_WHAT IS REQUIRED_
In how many lines does the string "using" appear? Answer with the number only.
--- --- ---
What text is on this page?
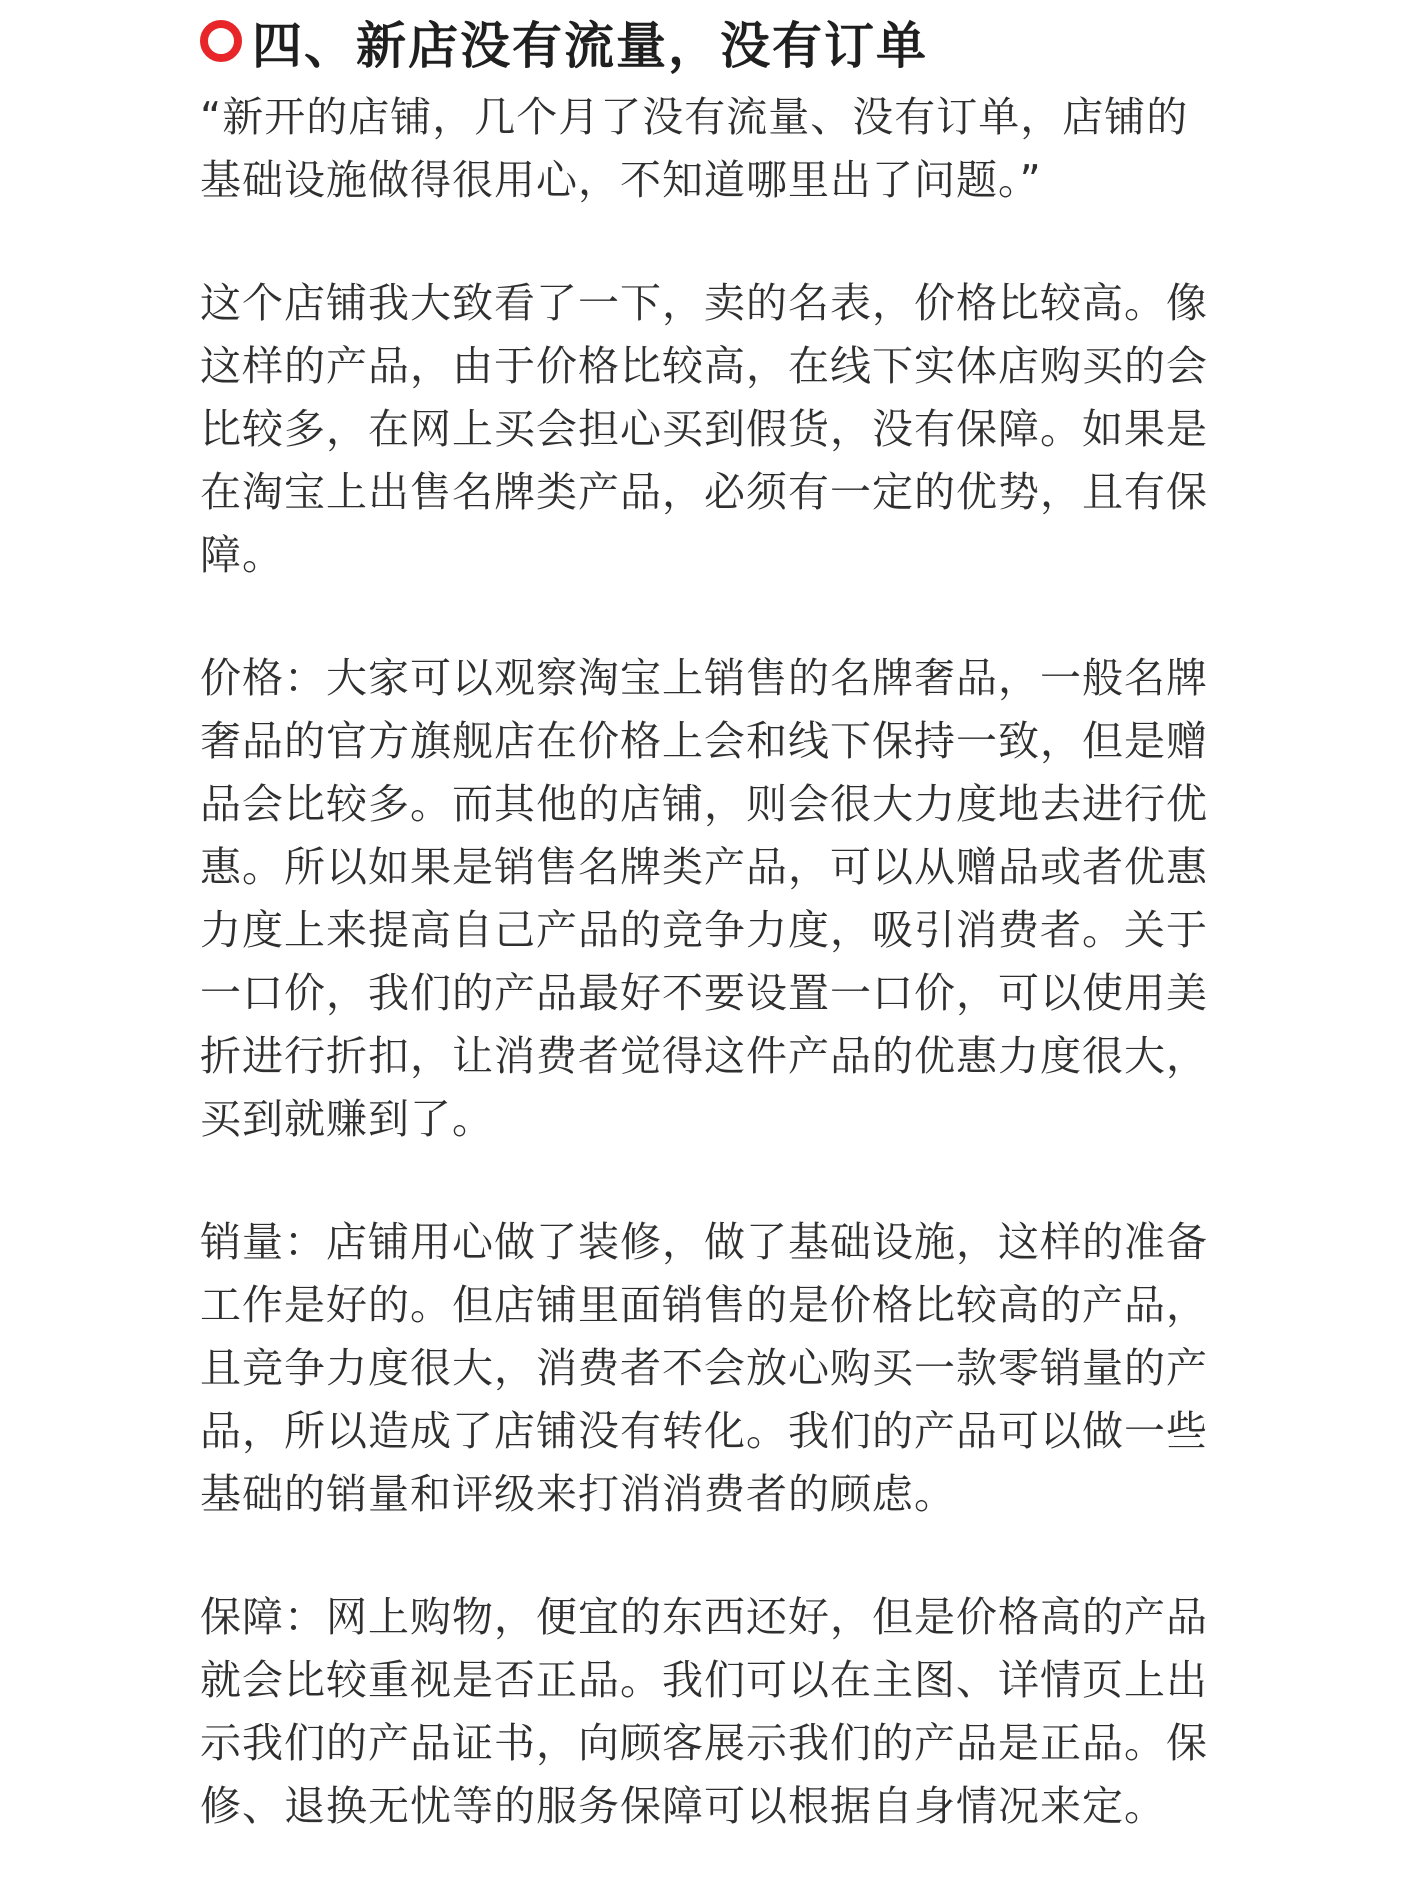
四、新店没有流量，没有订单

“新开的店铺，几个月了没有流量、没有订单，店铺的基础设施做得很用心，不知道哪里出了问题。”

这个店铺我大致看了一下，卖的名表，价格比较高。像这样的产品，由于价格比较高，在线下实体店购买的会比较多，在网上买会担心买到假货，没有保障。如果是在淘宝上出售名牌类产品，必须有一定的优势，且有保障。

价格：大家可以观察淘宝上销售的名牌奢品，一般名牌奢品的官方旗舰店在价格上会和线下保持一致，但是赠品会比较多。而其他的店铺，则会很大力度地去进行优惠。所以如果是销售名牌类产品，可以从赠品或者优惠力度上来提高自己产品的竞争力度，吸引消费者。关于一口价，我们的产品最好不要设置一口价，可以使用美折进行折扣，让消费者觉得这件产品的优惠力度很大，买到就赚到了。

销量：店铺用心做了装修，做了基础设施，这样的准备工作是好的。但店铺里面销售的是价格比较高的产品，且竞争力度很大，消费者不会放心购买一款零销量的产品，所以造成了店铺没有转化。我们的产品可以做一些基础的销量和评级来打消消费者的顾虑。

保障：网上购物，便宜的东西还好，但是价格高的产品就会比较重视是否正品。我们可以在主图、详情页上出示我们的产品证书，向顾客展示我们的产品是正品。保修、退换无忧等的服务保障可以根据自身情况来定。
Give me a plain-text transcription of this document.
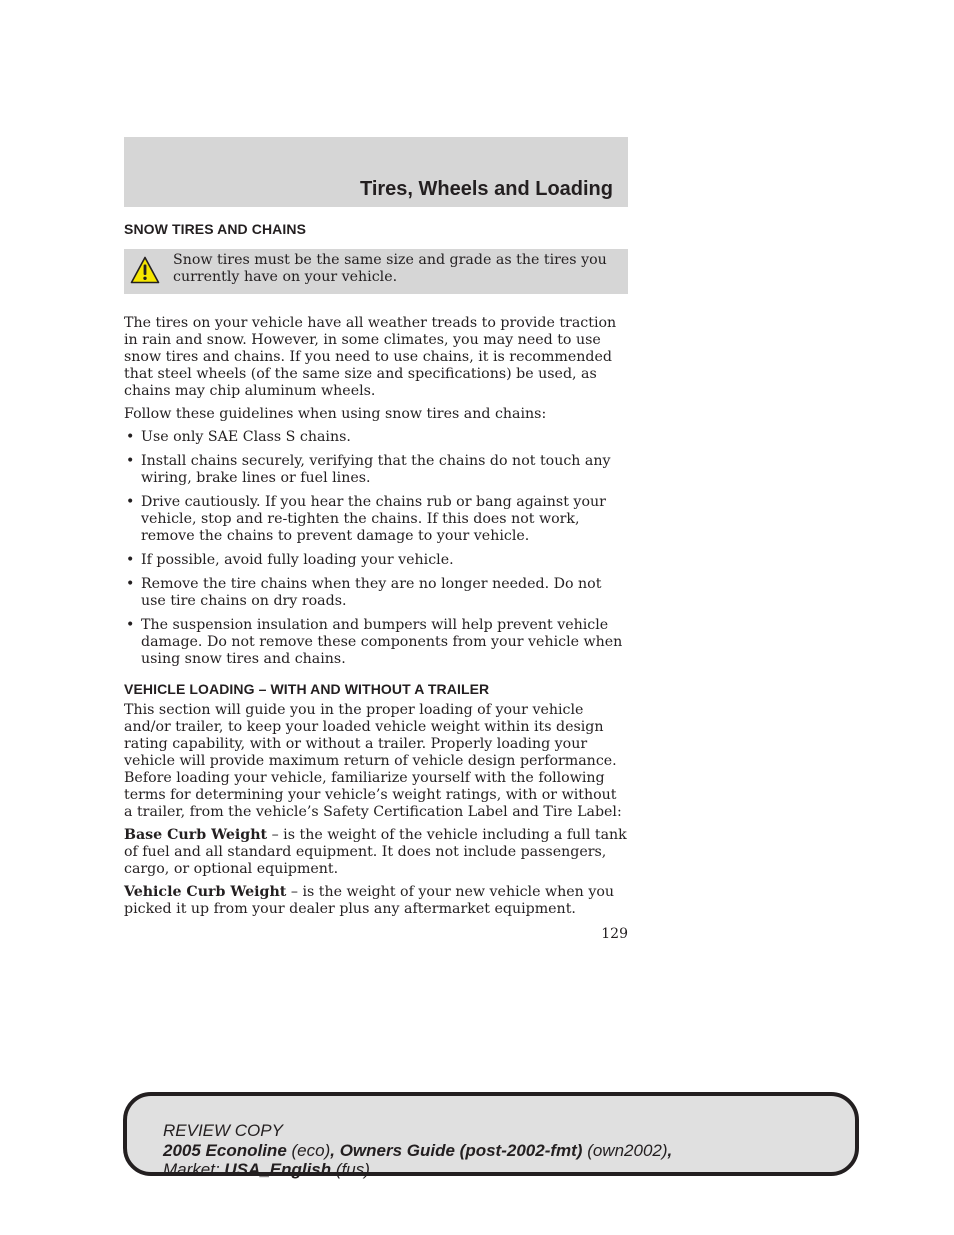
Tires, Wheels and Loading
SNOW TIRES AND CHAINS

Snow tires must be the same size and grade as the tires you currently have on your vehicle.

The tires on your vehicle have all weather treads to provide traction in rain and snow. However, in some climates, you may need to use snow tires and chains. If you need to use chains, it is recommended that steel wheels (of the same size and specifications) be used, as chains may chip aluminum wheels.

Follow these guidelines when using snow tires and chains:

• Use only SAE Class S chains.
• Install chains securely, verifying that the chains do not touch any wiring, brake lines or fuel lines.
• Drive cautiously. If you hear the chains rub or bang against your vehicle, stop and re-tighten the chains. If this does not work, remove the chains to prevent damage to your vehicle.
• If possible, avoid fully loading your vehicle.
• Remove the tire chains when they are no longer needed. Do not use tire chains on dry roads.
• The suspension insulation and bumpers will help prevent vehicle damage. Do not remove these components from your vehicle when using snow tires and chains.
VEHICLE LOADING – WITH AND WITHOUT A TRAILER

This section will guide you in the proper loading of your vehicle and/or trailer, to keep your loaded vehicle weight within its design rating capability, with or without a trailer. Properly loading your vehicle will provide maximum return of vehicle design performance. Before loading your vehicle, familiarize yourself with the following terms for determining your vehicle’s weight ratings, with or without a trailer, from the vehicle’s Safety Certification Label and Tire Label:

Base Curb Weight – is the weight of the vehicle including a full tank of fuel and all standard equipment. It does not include passengers, cargo, or optional equipment.

Vehicle Curb Weight – is the weight of your new vehicle when you picked it up from your dealer plus any aftermarket equipment.

129
REVIEW COPY
2005 Econoline (eco), Owners Guide (post-2002-fmt) (own2002),
Market: USA_English (fus)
--- --- ---
_RESPONSE_
2